The full set of entries, reproduced exactly, is the expected answer.
======== Excerpted records
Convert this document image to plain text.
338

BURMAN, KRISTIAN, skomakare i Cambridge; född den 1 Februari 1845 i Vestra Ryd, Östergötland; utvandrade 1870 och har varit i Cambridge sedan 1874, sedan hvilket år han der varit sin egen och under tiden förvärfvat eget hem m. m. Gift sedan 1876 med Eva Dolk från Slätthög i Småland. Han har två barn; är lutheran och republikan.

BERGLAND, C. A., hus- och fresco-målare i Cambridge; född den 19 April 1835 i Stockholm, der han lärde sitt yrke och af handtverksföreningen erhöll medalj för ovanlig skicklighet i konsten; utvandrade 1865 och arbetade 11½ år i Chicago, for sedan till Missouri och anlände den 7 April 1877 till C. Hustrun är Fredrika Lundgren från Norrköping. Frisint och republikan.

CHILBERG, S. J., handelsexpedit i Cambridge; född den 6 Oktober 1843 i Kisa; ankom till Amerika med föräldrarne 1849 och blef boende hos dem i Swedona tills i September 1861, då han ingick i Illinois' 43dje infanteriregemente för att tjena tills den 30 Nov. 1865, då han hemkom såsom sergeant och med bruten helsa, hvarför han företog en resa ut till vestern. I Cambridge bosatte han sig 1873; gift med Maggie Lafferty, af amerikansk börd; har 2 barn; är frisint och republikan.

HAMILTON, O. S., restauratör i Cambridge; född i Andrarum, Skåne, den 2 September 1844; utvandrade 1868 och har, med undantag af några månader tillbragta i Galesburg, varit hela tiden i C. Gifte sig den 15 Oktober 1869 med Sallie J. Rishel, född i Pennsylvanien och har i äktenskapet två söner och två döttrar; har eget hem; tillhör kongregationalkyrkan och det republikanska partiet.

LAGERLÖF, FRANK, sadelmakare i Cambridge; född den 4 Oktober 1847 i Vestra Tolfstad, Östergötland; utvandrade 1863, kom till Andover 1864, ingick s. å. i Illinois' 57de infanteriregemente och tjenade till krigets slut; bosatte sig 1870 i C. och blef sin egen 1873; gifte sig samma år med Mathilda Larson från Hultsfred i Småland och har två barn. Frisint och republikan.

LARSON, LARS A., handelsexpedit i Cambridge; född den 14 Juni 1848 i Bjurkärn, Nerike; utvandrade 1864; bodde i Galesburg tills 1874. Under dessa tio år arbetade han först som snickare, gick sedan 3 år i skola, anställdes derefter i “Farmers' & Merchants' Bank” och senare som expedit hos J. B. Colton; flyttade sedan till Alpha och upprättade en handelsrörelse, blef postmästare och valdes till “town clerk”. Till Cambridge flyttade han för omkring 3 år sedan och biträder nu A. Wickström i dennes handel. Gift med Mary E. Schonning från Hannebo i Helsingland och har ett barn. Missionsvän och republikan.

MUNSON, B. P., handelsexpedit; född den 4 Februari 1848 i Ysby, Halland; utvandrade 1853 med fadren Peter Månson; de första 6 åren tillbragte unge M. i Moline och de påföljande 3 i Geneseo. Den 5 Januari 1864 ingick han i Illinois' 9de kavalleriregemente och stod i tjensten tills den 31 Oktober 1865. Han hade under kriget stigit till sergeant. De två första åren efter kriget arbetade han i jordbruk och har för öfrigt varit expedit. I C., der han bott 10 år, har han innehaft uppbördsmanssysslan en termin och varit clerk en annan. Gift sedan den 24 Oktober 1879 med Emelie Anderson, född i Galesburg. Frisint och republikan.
================
Solution to this task >>
Convert this document image to plain text.
338

BURMAN, KRISTIAN, skomakare i Cambridge; född den 1 Februari 1845 i Vestra Ryd, Östergötland; utvandrade 1870 och har varit i Cambridge sedan 1874, sedan hvilket år han der varit sin egen och under tiden förvärfvat eget hem m. m. Gift sedan 1876 med Eva Dolk från Slätthög i Småland. Han har två barn; är lutheran och republikan.

BERGLAND, C. A., hus- och fresco-målare i Cambridge; född den 19 April 1835 i Stockholm, der han lärde sitt yrke och af handtverksföreningen erhöll medalj för ovanlig skicklighet i konsten; utvandrade 1865 och arbetade 11½ år i Chicago, for sedan till Missouri och anlände den 7 April 1877 till C. Hustrun är Fredrika Lundgren från Norrköping. Frisint och republikan.

CHILBERG, S. J., handelsexpedit i Cambridge; född den 6 Oktober 1843 i Kisa; ankom till Amerika med föräldrarne 1849 och blef boende hos dem i Swedona tills i September 1861, då han ingick i Illinois' 43dje infanteriregemente för att tjena tills den 30 Nov. 1865, då han hemkom såsom sergeant och med bruten helsa, hvarför han företog en resa ut till vestern. I Cambridge bosatte han sig 1873; gift med Maggie Lafferty, af amerikansk börd; har 2 barn; är frisint och republikan.

HAMILTON, O. S., restauratör i Cambridge; född i Andrarum, Skåne, den 2 September 1844; utvandrade 1868 och har, med undantag af några månader tillbragta i Galesburg, varit hela tiden i C. Gifte sig den 15 Oktober 1869 med Sallie J. Rishel, född i Pennsylvanien och har i äktenskapet två söner och två döttrar; har eget hem; tillhör kongregationalkyrkan och det republikanska partiet.

LAGERLÖF, FRANK, sadelmakare i Cambridge; född den 4 Oktober 1847 i Vestra Tolfstad, Östergötland; utvandrade 1863, kom till Andover 1864, ingick s. å. i Illinois' 57de infanteriregemente och tjenade till krigets slut; bosatte sig 1870 i C. och blef sin egen 1873; gifte sig samma år med Mathilda Larson från Hultsfred i Småland och har två barn. Frisint och republikan.

LARSON, LARS A., handelsexpedit i Cambridge; född den 14 Juni 1848 i Bjurkärn, Nerike; utvandrade 1864; bodde i Galesburg tills 1874. Under dessa tio år arbetade han först som snickare, gick sedan 3 år i skola, anställdes derefter i “Farmers' & Merchants' Bank” och senare som expedit hos J. B. Colton; flyttade sedan till Alpha och upprättade en handelsrörelse, blef postmästare och valdes till “town clerk”. Till Cambridge flyttade han för omkring 3 år sedan och biträder nu A. Wickström i dennes handel. Gift med Mary E. Schonning från Hannebo i Helsingland och har ett barn. Missionsvän och republikan.

MUNSON, B. P., handelsexpedit; född den 4 Februari 1848 i Ysby, Halland; utvandrade 1853 med fadren Peter Månson; de första 6 åren tillbragte unge M. i Moline och de påföljande 3 i Geneseo. Den 5 Januari 1864 ingick han i Illinois' 9de kavalleriregemente och stod i tjensten tills den 31 Oktober 1865. Han hade under kriget stigit till sergeant. De två första åren efter kriget arbetade han i jordbruk och har för öfrigt varit expedit. I C., der han bott 10 år, har han innehaft uppbördsmanssysslan en termin och varit clerk en annan. Gift sedan den 24 Oktober 1879 med Emelie Anderson, född i Galesburg. Frisint och republikan.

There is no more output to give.